• MATERIALS PROVIDED:

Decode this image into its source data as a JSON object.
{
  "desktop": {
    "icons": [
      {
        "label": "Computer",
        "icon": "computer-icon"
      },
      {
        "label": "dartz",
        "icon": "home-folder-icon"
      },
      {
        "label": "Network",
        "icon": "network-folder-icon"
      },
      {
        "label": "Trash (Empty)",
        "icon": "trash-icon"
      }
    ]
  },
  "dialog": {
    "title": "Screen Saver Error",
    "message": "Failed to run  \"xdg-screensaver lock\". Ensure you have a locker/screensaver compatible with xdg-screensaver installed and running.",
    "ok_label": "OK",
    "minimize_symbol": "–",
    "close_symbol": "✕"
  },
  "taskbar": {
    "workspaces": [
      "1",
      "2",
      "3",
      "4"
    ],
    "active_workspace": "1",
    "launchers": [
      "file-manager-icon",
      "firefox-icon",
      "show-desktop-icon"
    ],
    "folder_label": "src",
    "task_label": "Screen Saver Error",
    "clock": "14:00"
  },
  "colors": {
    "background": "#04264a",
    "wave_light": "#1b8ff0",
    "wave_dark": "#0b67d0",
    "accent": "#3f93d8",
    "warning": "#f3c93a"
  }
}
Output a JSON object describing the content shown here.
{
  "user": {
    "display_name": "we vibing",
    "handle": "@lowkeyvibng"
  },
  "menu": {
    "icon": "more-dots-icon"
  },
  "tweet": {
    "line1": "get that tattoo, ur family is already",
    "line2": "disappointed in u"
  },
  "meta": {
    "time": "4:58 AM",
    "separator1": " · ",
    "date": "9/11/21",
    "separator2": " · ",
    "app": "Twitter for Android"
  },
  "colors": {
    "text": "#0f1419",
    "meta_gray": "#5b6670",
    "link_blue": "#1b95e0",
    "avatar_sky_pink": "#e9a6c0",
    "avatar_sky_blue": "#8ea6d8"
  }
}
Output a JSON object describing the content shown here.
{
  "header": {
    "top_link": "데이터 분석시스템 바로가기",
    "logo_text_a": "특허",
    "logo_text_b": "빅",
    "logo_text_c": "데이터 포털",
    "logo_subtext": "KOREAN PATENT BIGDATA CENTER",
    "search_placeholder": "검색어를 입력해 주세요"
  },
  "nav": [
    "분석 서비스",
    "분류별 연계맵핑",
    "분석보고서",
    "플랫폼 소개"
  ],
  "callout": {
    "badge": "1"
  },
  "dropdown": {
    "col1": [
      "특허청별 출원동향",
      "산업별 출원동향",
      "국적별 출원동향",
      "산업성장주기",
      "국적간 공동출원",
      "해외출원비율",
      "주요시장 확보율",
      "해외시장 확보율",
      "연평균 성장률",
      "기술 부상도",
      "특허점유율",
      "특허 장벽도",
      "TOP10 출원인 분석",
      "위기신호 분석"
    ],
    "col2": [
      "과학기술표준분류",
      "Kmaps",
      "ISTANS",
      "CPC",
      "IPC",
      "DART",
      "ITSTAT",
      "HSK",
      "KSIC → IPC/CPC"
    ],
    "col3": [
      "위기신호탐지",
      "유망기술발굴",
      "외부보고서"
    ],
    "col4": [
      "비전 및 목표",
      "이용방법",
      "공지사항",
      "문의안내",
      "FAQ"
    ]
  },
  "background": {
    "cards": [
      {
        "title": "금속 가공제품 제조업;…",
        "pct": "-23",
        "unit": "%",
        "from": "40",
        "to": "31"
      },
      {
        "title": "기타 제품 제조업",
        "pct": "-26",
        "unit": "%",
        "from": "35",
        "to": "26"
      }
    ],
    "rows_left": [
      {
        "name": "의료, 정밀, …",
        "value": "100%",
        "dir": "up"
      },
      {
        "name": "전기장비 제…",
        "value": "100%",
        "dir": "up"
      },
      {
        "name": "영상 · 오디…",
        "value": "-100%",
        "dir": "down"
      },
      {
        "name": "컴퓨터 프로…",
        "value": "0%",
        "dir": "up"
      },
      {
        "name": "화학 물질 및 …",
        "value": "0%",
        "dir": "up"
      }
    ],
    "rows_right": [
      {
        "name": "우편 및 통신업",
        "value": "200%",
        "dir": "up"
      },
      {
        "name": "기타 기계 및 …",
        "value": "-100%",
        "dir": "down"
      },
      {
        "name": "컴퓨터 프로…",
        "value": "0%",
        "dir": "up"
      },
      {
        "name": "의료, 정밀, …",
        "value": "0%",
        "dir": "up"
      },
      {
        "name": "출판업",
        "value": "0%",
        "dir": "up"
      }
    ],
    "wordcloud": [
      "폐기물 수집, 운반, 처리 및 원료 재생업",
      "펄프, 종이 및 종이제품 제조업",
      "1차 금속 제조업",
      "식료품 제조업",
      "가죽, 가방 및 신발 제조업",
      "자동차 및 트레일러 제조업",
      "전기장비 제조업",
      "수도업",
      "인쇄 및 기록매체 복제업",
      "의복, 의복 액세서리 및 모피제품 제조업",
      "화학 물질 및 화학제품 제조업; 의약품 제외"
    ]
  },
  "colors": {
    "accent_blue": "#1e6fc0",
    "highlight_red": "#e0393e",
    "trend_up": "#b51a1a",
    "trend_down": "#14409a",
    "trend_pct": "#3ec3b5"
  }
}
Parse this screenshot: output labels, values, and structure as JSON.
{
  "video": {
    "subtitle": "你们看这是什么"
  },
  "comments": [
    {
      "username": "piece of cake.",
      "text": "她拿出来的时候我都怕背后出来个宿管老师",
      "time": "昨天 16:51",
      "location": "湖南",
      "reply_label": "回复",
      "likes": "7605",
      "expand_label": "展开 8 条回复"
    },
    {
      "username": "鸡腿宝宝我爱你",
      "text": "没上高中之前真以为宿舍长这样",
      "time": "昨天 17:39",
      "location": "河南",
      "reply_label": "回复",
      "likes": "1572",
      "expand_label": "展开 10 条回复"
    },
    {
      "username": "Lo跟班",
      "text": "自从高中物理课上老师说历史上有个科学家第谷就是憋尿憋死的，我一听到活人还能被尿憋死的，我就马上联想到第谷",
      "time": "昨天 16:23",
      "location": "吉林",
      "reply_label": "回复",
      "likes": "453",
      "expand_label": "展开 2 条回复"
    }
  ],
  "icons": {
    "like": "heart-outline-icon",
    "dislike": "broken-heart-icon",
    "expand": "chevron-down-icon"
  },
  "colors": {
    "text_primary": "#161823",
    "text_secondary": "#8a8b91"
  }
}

• TASK GOAL: Each entry above is to be printed again exactly.

• WRITTEN RESPONSE:
Decode this image into its source data as a JSON object.
{
  "desktop": {
    "icons": [
      {
        "label": "Computer",
        "icon": "computer-icon"
      },
      {
        "label": "dartz",
        "icon": "home-folder-icon"
      },
      {
        "label": "Network",
        "icon": "network-folder-icon"
      },
      {
        "label": "Trash (Empty)",
        "icon": "trash-icon"
      }
    ]
  },
  "dialog": {
    "title": "Screen Saver Error",
    "message": "Failed to run  \"xdg-screensaver lock\". Ensure you have a locker/screensaver compatible with xdg-screensaver installed and running.",
    "ok_label": "OK",
    "minimize_symbol": "–",
    "close_symbol": "✕"
  },
  "taskbar": {
    "workspaces": [
      "1",
      "2",
      "3",
      "4"
    ],
    "active_workspace": "1",
    "launchers": [
      "file-manager-icon",
      "firefox-icon",
      "show-desktop-icon"
    ],
    "folder_label": "src",
    "task_label": "Screen Saver Error",
    "clock": "14:00"
  },
  "colors": {
    "background": "#04264a",
    "wave_light": "#1b8ff0",
    "wave_dark": "#0b67d0",
    "accent": "#3f93d8",
    "warning": "#f3c93a"
  }
}
Output a JSON object describing the content shown here.
{
  "user": {
    "display_name": "we vibing",
    "handle": "@lowkeyvibng"
  },
  "menu": {
    "icon": "more-dots-icon"
  },
  "tweet": {
    "line1": "get that tattoo, ur family is already",
    "line2": "disappointed in u"
  },
  "meta": {
    "time": "4:58 AM",
    "separator1": " · ",
    "date": "9/11/21",
    "separator2": " · ",
    "app": "Twitter for Android"
  },
  "colors": {
    "text": "#0f1419",
    "meta_gray": "#5b6670",
    "link_blue": "#1b95e0",
    "avatar_sky_pink": "#e9a6c0",
    "avatar_sky_blue": "#8ea6d8"
  }
}
Output a JSON object describing the content shown here.
{
  "header": {
    "top_link": "데이터 분석시스템 바로가기",
    "logo_text_a": "특허",
    "logo_text_b": "빅",
    "logo_text_c": "데이터 포털",
    "logo_subtext": "KOREAN PATENT BIGDATA CENTER",
    "search_placeholder": "검색어를 입력해 주세요"
  },
  "nav": [
    "분석 서비스",
    "분류별 연계맵핑",
    "분석보고서",
    "플랫폼 소개"
  ],
  "callout": {
    "badge": "1"
  },
  "dropdown": {
    "col1": [
      "특허청별 출원동향",
      "산업별 출원동향",
      "국적별 출원동향",
      "산업성장주기",
      "국적간 공동출원",
      "해외출원비율",
      "주요시장 확보율",
      "해외시장 확보율",
      "연평균 성장률",
      "기술 부상도",
      "특허점유율",
      "특허 장벽도",
      "TOP10 출원인 분석",
      "위기신호 분석"
    ],
    "col2": [
      "과학기술표준분류",
      "Kmaps",
      "ISTANS",
      "CPC",
      "IPC",
      "DART",
      "ITSTAT",
      "HSK",
      "KSIC → IPC/CPC"
    ],
    "col3": [
      "위기신호탐지",
      "유망기술발굴",
      "외부보고서"
    ],
    "col4": [
      "비전 및 목표",
      "이용방법",
      "공지사항",
      "문의안내",
      "FAQ"
    ]
  },
  "background": {
    "cards": [
      {
        "title": "금속 가공제품 제조업;…",
        "pct": "-23",
        "unit": "%",
        "from": "40",
        "to": "31"
      },
      {
        "title": "기타 제품 제조업",
        "pct": "-26",
        "unit": "%",
        "from": "35",
        "to": "26"
      }
    ],
    "rows_left": [
      {
        "name": "의료, 정밀, …",
        "value": "100%",
        "dir": "up"
      },
      {
        "name": "전기장비 제…",
        "value": "100%",
        "dir": "up"
      },
      {
        "name": "영상 · 오디…",
        "value": "-100%",
        "dir": "down"
      },
      {
        "name": "컴퓨터 프로…",
        "value": "0%",
        "dir": "up"
      },
      {
        "name": "화학 물질 및 …",
        "value": "0%",
        "dir": "up"
      }
    ],
    "rows_right": [
      {
        "name": "우편 및 통신업",
        "value": "200%",
        "dir": "up"
      },
      {
        "name": "기타 기계 및 …",
        "value": "-100%",
        "dir": "down"
      },
      {
        "name": "컴퓨터 프로…",
        "value": "0%",
        "dir": "up"
      },
      {
        "name": "의료, 정밀, …",
        "value": "0%",
        "dir": "up"
      },
      {
        "name": "출판업",
        "value": "0%",
        "dir": "up"
      }
    ],
    "wordcloud": [
      "폐기물 수집, 운반, 처리 및 원료 재생업",
      "펄프, 종이 및 종이제품 제조업",
      "1차 금속 제조업",
      "식료품 제조업",
      "가죽, 가방 및 신발 제조업",
      "자동차 및 트레일러 제조업",
      "전기장비 제조업",
      "수도업",
      "인쇄 및 기록매체 복제업",
      "의복, 의복 액세서리 및 모피제품 제조업",
      "화학 물질 및 화학제품 제조업; 의약품 제외"
    ]
  },
  "colors": {
    "accent_blue": "#1e6fc0",
    "highlight_red": "#e0393e",
    "trend_up": "#b51a1a",
    "trend_down": "#14409a",
    "trend_pct": "#3ec3b5"
  }
}
Parse this screenshot: output labels, values, and structure as JSON.
{
  "video": {
    "subtitle": "你们看这是什么"
  },
  "comments": [
    {
      "username": "piece of cake.",
      "text": "她拿出来的时候我都怕背后出来个宿管老师",
      "time": "昨天 16:51",
      "location": "湖南",
      "reply_label": "回复",
      "likes": "7605",
      "expand_label": "展开 8 条回复"
    },
    {
      "username": "鸡腿宝宝我爱你",
      "text": "没上高中之前真以为宿舍长这样",
      "time": "昨天 17:39",
      "location": "河南",
      "reply_label": "回复",
      "likes": "1572",
      "expand_label": "展开 10 条回复"
    },
    {
      "username": "Lo跟班",
      "text": "自从高中物理课上老师说历史上有个科学家第谷就是憋尿憋死的，我一听到活人还能被尿憋死的，我就马上联想到第谷",
      "time": "昨天 16:23",
      "location": "吉林",
      "reply_label": "回复",
      "likes": "453",
      "expand_label": "展开 2 条回复"
    }
  ],
  "icons": {
    "like": "heart-outline-icon",
    "dislike": "broken-heart-icon",
    "expand": "chevron-down-icon"
  },
  "colors": {
    "text_primary": "#161823",
    "text_secondary": "#8a8b91"
  }
}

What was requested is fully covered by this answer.